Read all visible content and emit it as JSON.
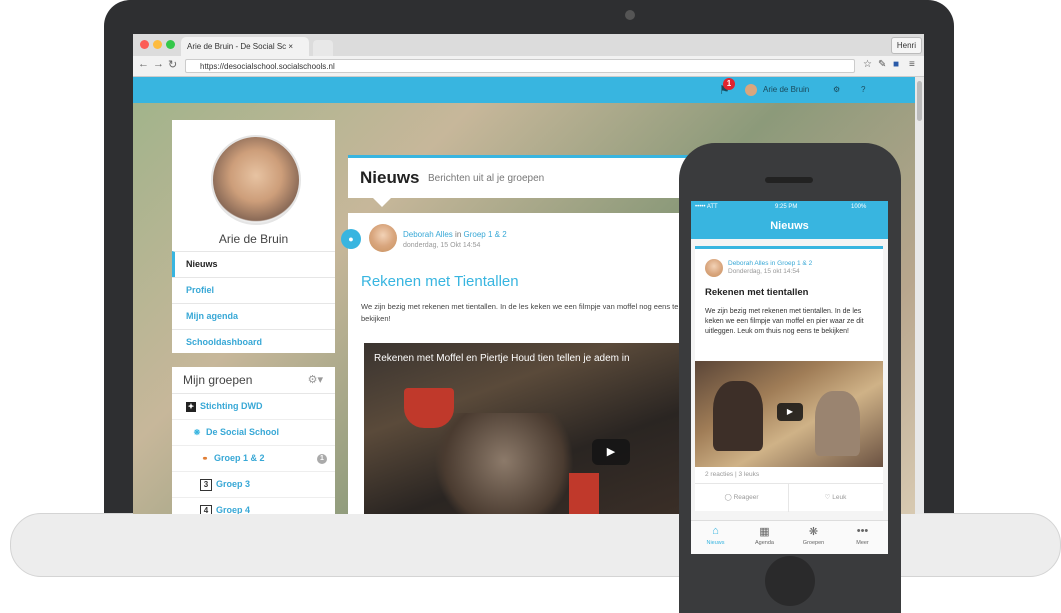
{
  "browser": {
    "tab_title": "Arie de Bruin - De Social Sc ×",
    "user_button": "Henri",
    "url": "https://desocialschool.socialschools.nl"
  },
  "topnav": {
    "notification_count": "1",
    "user_name": "Arie de Bruin",
    "settings_label": "⚙",
    "help_label": "?"
  },
  "profile": {
    "name": "Arie de Bruin",
    "menu": [
      "Nieuws",
      "Profiel",
      "Mijn agenda",
      "Schooldashboard"
    ]
  },
  "groups": {
    "title": "Mijn groepen",
    "items": [
      "Stichting DWD",
      "De Social School",
      "Groep 1 & 2",
      "Groep 3",
      "Groep 4"
    ],
    "badge": "1"
  },
  "news": {
    "title": "Nieuws",
    "subtitle": "Berichten uit al je groepen"
  },
  "post": {
    "author": "Deborah Alles",
    "in_label": "in",
    "group": "Groep 1 & 2",
    "date": "donderdag, 15 Okt 14:54",
    "title": "Rekenen met Tientallen",
    "text": "We zijn bezig met rekenen met tientallen. In de les keken we een filmpje van moffel nog eens te bekijken!",
    "video_title": "Rekenen met Moffel en Piertje Houd tien tellen je adem in"
  },
  "phone": {
    "status_carrier": "••••• ATT",
    "status_time": "9:25 PM",
    "status_battery": "100%",
    "nav_title": "Nieuws",
    "author_line": "Deborah Alles in Groep 1 & 2",
    "date": "Donderdag, 15 okt 14:54",
    "title": "Rekenen met tientallen",
    "text": "We zijn bezig met rekenen met tientallen. In de les keken we een filmpje van moffel en pier waar ze dit uitleggen. Leuk om thuis nog eens te bekijken!",
    "stats": "2 reacties | 3 leuks",
    "reply_label": "Reageer",
    "like_label": "Leuk",
    "tabs": [
      "Nieuws",
      "Agenda",
      "Groepen",
      "Meer"
    ]
  }
}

******

THE PROBLEM: Copy all of the entries verbatim, leaving out any pictures they contain.

RESULT FOR THIS TASK:
Read all visible content and emit it as JSON.
{
  "browser": {
    "tab_title": "Arie de Bruin - De Social Sc ×",
    "user_button": "Henri",
    "url": "https://desocialschool.socialschools.nl"
  },
  "topnav": {
    "notification_count": "1",
    "user_name": "Arie de Bruin",
    "settings_label": "⚙",
    "help_label": "?"
  },
  "profile": {
    "name": "Arie de Bruin",
    "menu": [
      "Nieuws",
      "Profiel",
      "Mijn agenda",
      "Schooldashboard"
    ]
  },
  "groups": {
    "title": "Mijn groepen",
    "items": [
      "Stichting DWD",
      "De Social School",
      "Groep 1 & 2",
      "Groep 3",
      "Groep 4"
    ],
    "badge": "1"
  },
  "news": {
    "title": "Nieuws",
    "subtitle": "Berichten uit al je groepen"
  },
  "post": {
    "author": "Deborah Alles",
    "in_label": "in",
    "group": "Groep 1 & 2",
    "date": "donderdag, 15 Okt 14:54",
    "title": "Rekenen met Tientallen",
    "text": "We zijn bezig met rekenen met tientallen. In de les keken we een filmpje van moffel nog eens te bekijken!",
    "video_title": "Rekenen met Moffel en Piertje Houd tien tellen je adem in"
  },
  "phone": {
    "status_carrier": "••••• ATT",
    "status_time": "9:25 PM",
    "status_battery": "100%",
    "nav_title": "Nieuws",
    "author_line": "Deborah Alles in Groep 1 & 2",
    "date": "Donderdag, 15 okt 14:54",
    "title": "Rekenen met tientallen",
    "text": "We zijn bezig met rekenen met tientallen. In de les keken we een filmpje van moffel en pier waar ze dit uitleggen. Leuk om thuis nog eens te bekijken!",
    "stats": "2 reacties | 3 leuks",
    "reply_label": "Reageer",
    "like_label": "Leuk",
    "tabs": [
      "Nieuws",
      "Agenda",
      "Groepen",
      "Meer"
    ]
  }
}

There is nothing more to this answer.